> **What you should do**:
Reproduce every record below exactly as written, leaving out any pictures.

> **Figure content listings**:
══════════════════════════════
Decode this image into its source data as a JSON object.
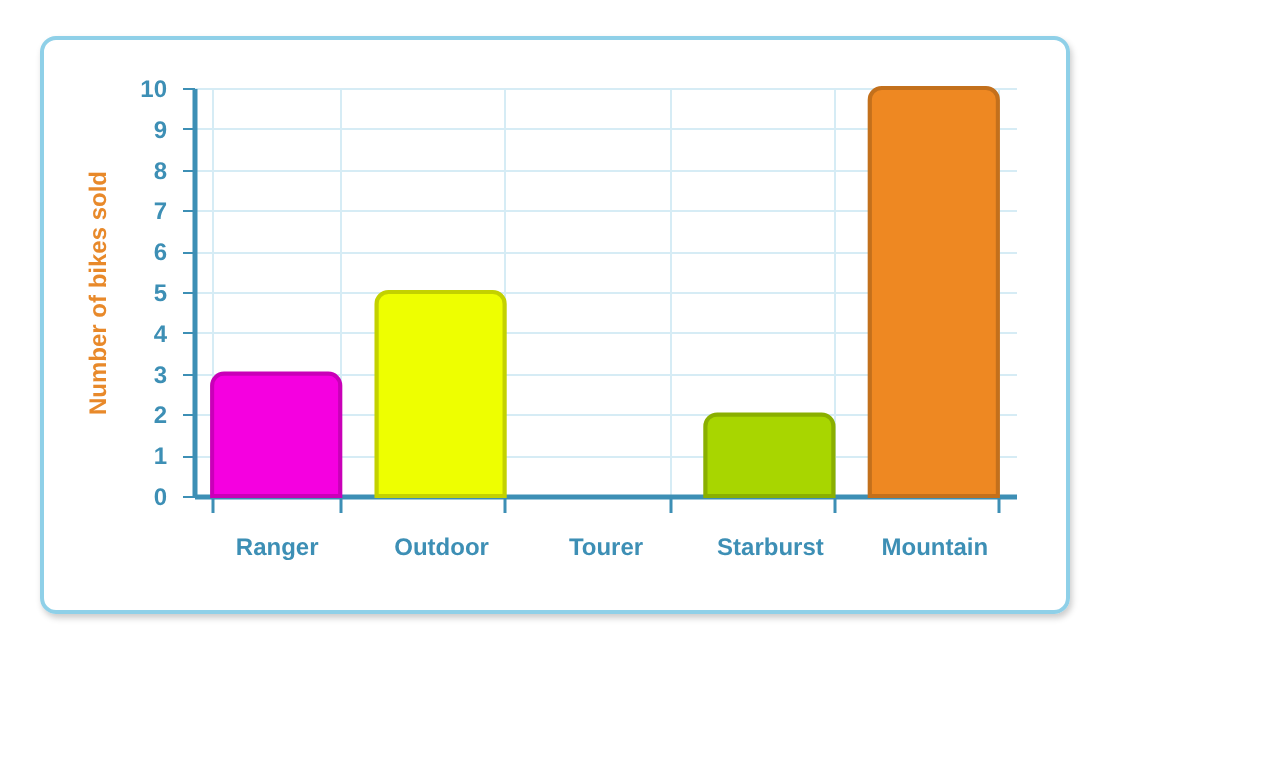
{
  "chart_data": {
    "type": "bar",
    "ylabel": "Number of bikes sold",
    "categories": [
      "Ranger",
      "Outdoor",
      "Tourer",
      "Starburst",
      "Mountain"
    ],
    "values": [
      3,
      5,
      0,
      2,
      10
    ],
    "colors": [
      "#f500e0",
      "#eeff00",
      null,
      "#a8d600",
      "#ee8822"
    ],
    "ylim": [
      0,
      10
    ],
    "yticks": [
      0,
      1,
      2,
      3,
      4,
      5,
      6,
      7,
      8,
      9,
      10
    ],
    "grid": true
  }
}
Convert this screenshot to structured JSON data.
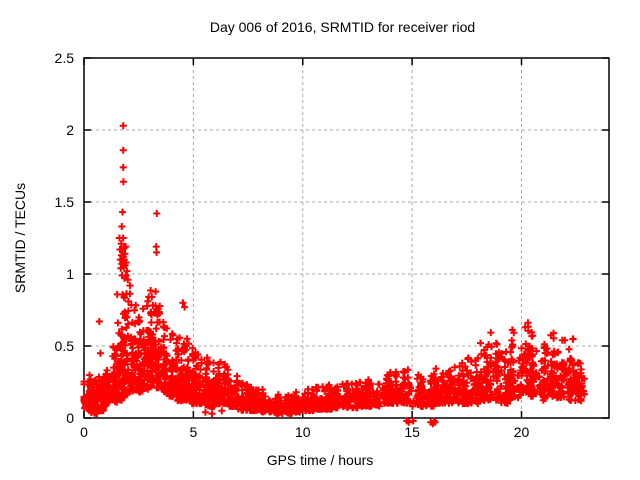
══════════════════════════════
> **Answer to this task**:
Decode this image into its source data as a JSON object.
{
  "chart_data": {
    "type": "bar",
    "ylabel": "Number of bikes sold",
    "categories": [
      "Ranger",
      "Outdoor",
      "Tourer",
      "Starburst",
      "Mountain"
    ],
    "values": [
      3,
      5,
      0,
      2,
      10
    ],
    "colors": [
      "#f500e0",
      "#eeff00",
      null,
      "#a8d600",
      "#ee8822"
    ],
    "ylim": [
      0,
      10
    ],
    "yticks": [
      0,
      1,
      2,
      3,
      4,
      5,
      6,
      7,
      8,
      9,
      10
    ],
    "grid": true
  }
}
Convert this screenshot to structured JSON data.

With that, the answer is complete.